**Excerpted data**.
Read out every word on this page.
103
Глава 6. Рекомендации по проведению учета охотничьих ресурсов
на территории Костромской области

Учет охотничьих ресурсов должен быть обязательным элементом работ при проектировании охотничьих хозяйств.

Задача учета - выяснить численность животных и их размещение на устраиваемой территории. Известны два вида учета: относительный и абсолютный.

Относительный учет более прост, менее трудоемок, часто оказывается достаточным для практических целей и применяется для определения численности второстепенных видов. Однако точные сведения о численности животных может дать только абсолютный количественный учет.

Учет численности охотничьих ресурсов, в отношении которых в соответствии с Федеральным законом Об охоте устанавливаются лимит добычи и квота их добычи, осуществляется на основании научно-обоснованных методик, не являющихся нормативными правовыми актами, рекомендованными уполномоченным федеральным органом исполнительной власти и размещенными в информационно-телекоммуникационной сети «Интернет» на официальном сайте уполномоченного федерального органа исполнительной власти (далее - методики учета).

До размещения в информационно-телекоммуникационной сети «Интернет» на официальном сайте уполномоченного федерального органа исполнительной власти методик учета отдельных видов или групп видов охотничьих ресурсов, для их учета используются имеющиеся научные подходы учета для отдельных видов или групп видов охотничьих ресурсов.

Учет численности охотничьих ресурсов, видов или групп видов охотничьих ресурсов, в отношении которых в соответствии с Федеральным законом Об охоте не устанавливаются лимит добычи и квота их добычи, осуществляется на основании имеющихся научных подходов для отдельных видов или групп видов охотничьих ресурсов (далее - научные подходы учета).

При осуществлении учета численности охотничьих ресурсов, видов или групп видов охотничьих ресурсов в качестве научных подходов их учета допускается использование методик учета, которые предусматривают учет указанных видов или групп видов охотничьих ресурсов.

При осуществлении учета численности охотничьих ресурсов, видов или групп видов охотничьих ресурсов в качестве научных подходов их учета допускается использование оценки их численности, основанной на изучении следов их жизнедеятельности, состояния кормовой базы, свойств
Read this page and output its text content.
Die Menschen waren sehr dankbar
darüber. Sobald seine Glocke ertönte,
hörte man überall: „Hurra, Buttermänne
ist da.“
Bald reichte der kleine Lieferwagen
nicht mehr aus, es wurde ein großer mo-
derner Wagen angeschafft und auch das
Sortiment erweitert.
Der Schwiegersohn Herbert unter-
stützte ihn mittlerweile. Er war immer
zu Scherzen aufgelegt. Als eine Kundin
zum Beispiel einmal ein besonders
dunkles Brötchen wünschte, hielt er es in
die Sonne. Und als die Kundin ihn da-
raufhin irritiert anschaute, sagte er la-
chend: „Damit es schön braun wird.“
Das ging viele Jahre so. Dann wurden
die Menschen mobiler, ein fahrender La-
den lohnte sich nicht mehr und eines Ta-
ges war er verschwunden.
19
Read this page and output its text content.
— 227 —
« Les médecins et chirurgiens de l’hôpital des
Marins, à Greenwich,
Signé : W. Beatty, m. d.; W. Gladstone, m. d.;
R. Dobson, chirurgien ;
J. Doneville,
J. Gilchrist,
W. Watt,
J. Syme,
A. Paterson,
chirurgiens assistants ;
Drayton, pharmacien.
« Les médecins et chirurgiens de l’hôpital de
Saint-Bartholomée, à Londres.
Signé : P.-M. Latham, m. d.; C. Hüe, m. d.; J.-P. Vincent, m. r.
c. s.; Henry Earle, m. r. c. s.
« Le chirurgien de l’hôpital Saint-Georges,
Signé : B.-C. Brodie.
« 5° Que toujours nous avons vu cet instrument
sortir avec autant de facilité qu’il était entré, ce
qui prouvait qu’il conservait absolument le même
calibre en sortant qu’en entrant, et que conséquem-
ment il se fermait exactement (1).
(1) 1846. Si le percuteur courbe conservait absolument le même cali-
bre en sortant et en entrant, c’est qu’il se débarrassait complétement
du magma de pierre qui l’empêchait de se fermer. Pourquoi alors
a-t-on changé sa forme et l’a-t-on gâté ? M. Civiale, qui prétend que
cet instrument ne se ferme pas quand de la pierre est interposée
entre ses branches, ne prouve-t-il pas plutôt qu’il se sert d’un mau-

**Objective**. Select the lines in this material that hold the word "Федеральным", leaving none out.

**Answer to this exercise**.
Учет численности охотничьих ресурсов, в отношении которых в соответствии с Федеральным законом Об охоте устанавливаются лимит добычи и квота их добычи, осуществляется на основании научно-обоснованных методик, не являющихся нормативными правовыми актами, рекомендованными уполномоченным федеральным органом исполнительной власти и размещенными в информационно-телекоммуникационной сети «Интернет» на официальном сайте уполномоченного федерального органа исполнительной власти (далее - методики учета).
Учет численности охотничьих ресурсов, видов или групп видов охотничьих ресурсов, в отношении которых в соответствии с Федеральным законом Об охоте не устанавливаются лимит добычи и квота их добычи, осуществляется на основании имеющихся научных подходов для отдельных видов или групп видов охотничьих ресурсов (далее - научные подходы учета).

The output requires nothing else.